[Stored records]
########
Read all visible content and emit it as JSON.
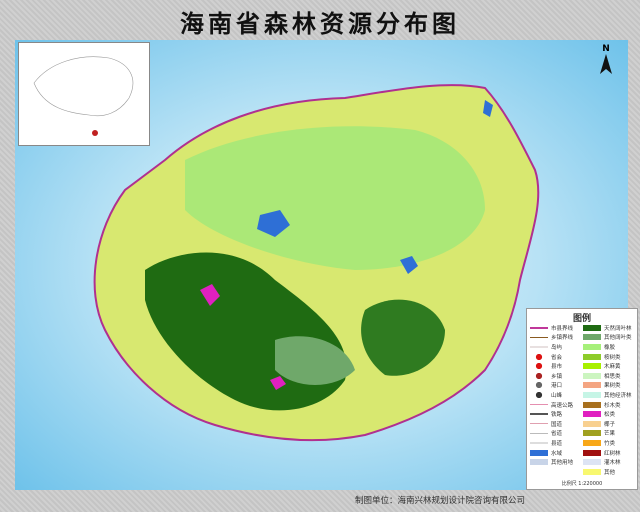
{
  "title": "海南省森林资源分布图",
  "north": "N",
  "credit": "制图单位：海南兴林规划设计院咨询有限公司",
  "legend": {
    "title": "图例",
    "left": [
      {
        "label": "市县界线",
        "color": "#c0389a",
        "icon": "line"
      },
      {
        "label": "乡镇界线",
        "color": "#8a5a20",
        "icon": "line"
      },
      {
        "label": "岛屿",
        "color": "#e8e0e0",
        "icon": "line"
      },
      {
        "label": "省会",
        "color": "#d11",
        "icon": "dot"
      },
      {
        "label": "县市",
        "color": "#d11",
        "icon": "dot"
      },
      {
        "label": "乡镇",
        "color": "#a22",
        "icon": "dot"
      },
      {
        "label": "港口",
        "color": "#666",
        "icon": "dot"
      },
      {
        "label": "山峰",
        "color": "#333",
        "icon": "peak"
      },
      {
        "label": "高速公路",
        "color": "#e58fb0",
        "icon": "line"
      },
      {
        "label": "铁路",
        "color": "#555",
        "icon": "line"
      },
      {
        "label": "国道",
        "color": "#e0a0b0",
        "icon": "line"
      },
      {
        "label": "省道",
        "color": "#bbb",
        "icon": "line"
      },
      {
        "label": "县道",
        "color": "#ddd",
        "icon": "line"
      },
      {
        "label": "水域",
        "color": "#2e6fd6",
        "icon": "fill"
      },
      {
        "label": "其他用地",
        "color": "#c8d4e8",
        "icon": "fill"
      }
    ],
    "right": [
      {
        "label": "天然阔叶林",
        "color": "#1f6b12"
      },
      {
        "label": "其他阔叶类",
        "color": "#6fa86a"
      },
      {
        "label": "橡胶",
        "color": "#a6f07a"
      },
      {
        "label": "桉树类",
        "color": "#8dcc2a"
      },
      {
        "label": "木麻黄",
        "color": "#a8f000"
      },
      {
        "label": "相思类",
        "color": "#ccf5c0"
      },
      {
        "label": "果树类",
        "color": "#f4a582"
      },
      {
        "label": "其他经济林",
        "color": "#c6f5e6"
      },
      {
        "label": "杉木类",
        "color": "#a8701e"
      },
      {
        "label": "松类",
        "color": "#e020c0"
      },
      {
        "label": "椰子",
        "color": "#f8d090"
      },
      {
        "label": "芒果",
        "color": "#a0a020"
      },
      {
        "label": "竹类",
        "color": "#f8a818"
      },
      {
        "label": "红树林",
        "color": "#a01010"
      },
      {
        "label": "灌木林",
        "color": "#dde4f4"
      },
      {
        "label": "其他",
        "color": "#f8f870"
      }
    ],
    "scale": "比例尺  1:220000"
  }
}
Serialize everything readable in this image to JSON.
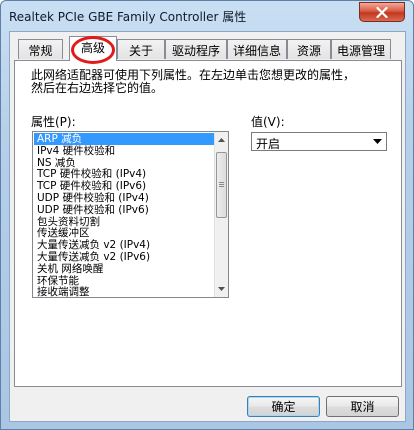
{
  "window": {
    "title": "Realtek PCIe GBE Family Controller 属性"
  },
  "tabs": [
    {
      "label": "常规"
    },
    {
      "label": "高级"
    },
    {
      "label": "关于"
    },
    {
      "label": "驱动程序"
    },
    {
      "label": "详细信息"
    },
    {
      "label": "资源"
    },
    {
      "label": "电源管理"
    }
  ],
  "advanced": {
    "description_line1": "此网络适配器可使用下列属性。在左边单击您想更改的属性，",
    "description_line2": "然后在右边选择它的值。",
    "property_label": "属性(P):",
    "value_label": "值(V):",
    "properties": [
      "ARP 减负",
      "IPv4 硬件校验和",
      "NS 减负",
      "TCP 硬件校验和 (IPv4)",
      "TCP 硬件校验和 (IPv6)",
      "UDP 硬件校验和 (IPv4)",
      "UDP 硬件校验和 (IPv6)",
      "包头资料切割",
      "传送缓冲区",
      "大量传送减负 v2 (IPv4)",
      "大量传送减负 v2 (IPv6)",
      "关机 网络唤醒",
      "环保节能",
      "接收端调整"
    ],
    "selected_value": "开启"
  },
  "buttons": {
    "ok": "确定",
    "cancel": "取消"
  }
}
########
### Task objective
Copy out the entries verbatim and leave the images out.

### Written answer
Read all visible content and emit it as JSON.
{
  "title": "海南省森林资源分布图",
  "north": "N",
  "credit": "制图单位：海南兴林规划设计院咨询有限公司",
  "legend": {
    "title": "图例",
    "left": [
      {
        "label": "市县界线",
        "color": "#c0389a",
        "icon": "line"
      },
      {
        "label": "乡镇界线",
        "color": "#8a5a20",
        "icon": "line"
      },
      {
        "label": "岛屿",
        "color": "#e8e0e0",
        "icon": "line"
      },
      {
        "label": "省会",
        "color": "#d11",
        "icon": "dot"
      },
      {
        "label": "县市",
        "color": "#d11",
        "icon": "dot"
      },
      {
        "label": "乡镇",
        "color": "#a22",
        "icon": "dot"
      },
      {
        "label": "港口",
        "color": "#666",
        "icon": "dot"
      },
      {
        "label": "山峰",
        "color": "#333",
        "icon": "peak"
      },
      {
        "label": "高速公路",
        "color": "#e58fb0",
        "icon": "line"
      },
      {
        "label": "铁路",
        "color": "#555",
        "icon": "line"
      },
      {
        "label": "国道",
        "color": "#e0a0b0",
        "icon": "line"
      },
      {
        "label": "省道",
        "color": "#bbb",
        "icon": "line"
      },
      {
        "label": "县道",
        "color": "#ddd",
        "icon": "line"
      },
      {
        "label": "水域",
        "color": "#2e6fd6",
        "icon": "fill"
      },
      {
        "label": "其他用地",
        "color": "#c8d4e8",
        "icon": "fill"
      }
    ],
    "right": [
      {
        "label": "天然阔叶林",
        "color": "#1f6b12"
      },
      {
        "label": "其他阔叶类",
        "color": "#6fa86a"
      },
      {
        "label": "橡胶",
        "color": "#a6f07a"
      },
      {
        "label": "桉树类",
        "color": "#8dcc2a"
      },
      {
        "label": "木麻黄",
        "color": "#a8f000"
      },
      {
        "label": "相思类",
        "color": "#ccf5c0"
      },
      {
        "label": "果树类",
        "color": "#f4a582"
      },
      {
        "label": "其他经济林",
        "color": "#c6f5e6"
      },
      {
        "label": "杉木类",
        "color": "#a8701e"
      },
      {
        "label": "松类",
        "color": "#e020c0"
      },
      {
        "label": "椰子",
        "color": "#f8d090"
      },
      {
        "label": "芒果",
        "color": "#a0a020"
      },
      {
        "label": "竹类",
        "color": "#f8a818"
      },
      {
        "label": "红树林",
        "color": "#a01010"
      },
      {
        "label": "灌木林",
        "color": "#dde4f4"
      },
      {
        "label": "其他",
        "color": "#f8f870"
      }
    ],
    "scale": "比例尺  1:220000"
  }
}
Serialize everything readable in this image to JSON.
{
  "window": {
    "title": "Realtek PCIe GBE Family Controller 属性"
  },
  "tabs": [
    {
      "label": "常规"
    },
    {
      "label": "高级"
    },
    {
      "label": "关于"
    },
    {
      "label": "驱动程序"
    },
    {
      "label": "详细信息"
    },
    {
      "label": "资源"
    },
    {
      "label": "电源管理"
    }
  ],
  "advanced": {
    "description_line1": "此网络适配器可使用下列属性。在左边单击您想更改的属性，",
    "description_line2": "然后在右边选择它的值。",
    "property_label": "属性(P):",
    "value_label": "值(V):",
    "properties": [
      "ARP 减负",
      "IPv4 硬件校验和",
      "NS 减负",
      "TCP 硬件校验和 (IPv4)",
      "TCP 硬件校验和 (IPv6)",
      "UDP 硬件校验和 (IPv4)",
      "UDP 硬件校验和 (IPv6)",
      "包头资料切割",
      "传送缓冲区",
      "大量传送减负 v2 (IPv4)",
      "大量传送减负 v2 (IPv6)",
      "关机 网络唤醒",
      "环保节能",
      "接收端调整"
    ],
    "selected_value": "开启"
  },
  "buttons": {
    "ok": "确定",
    "cancel": "取消"
  }
}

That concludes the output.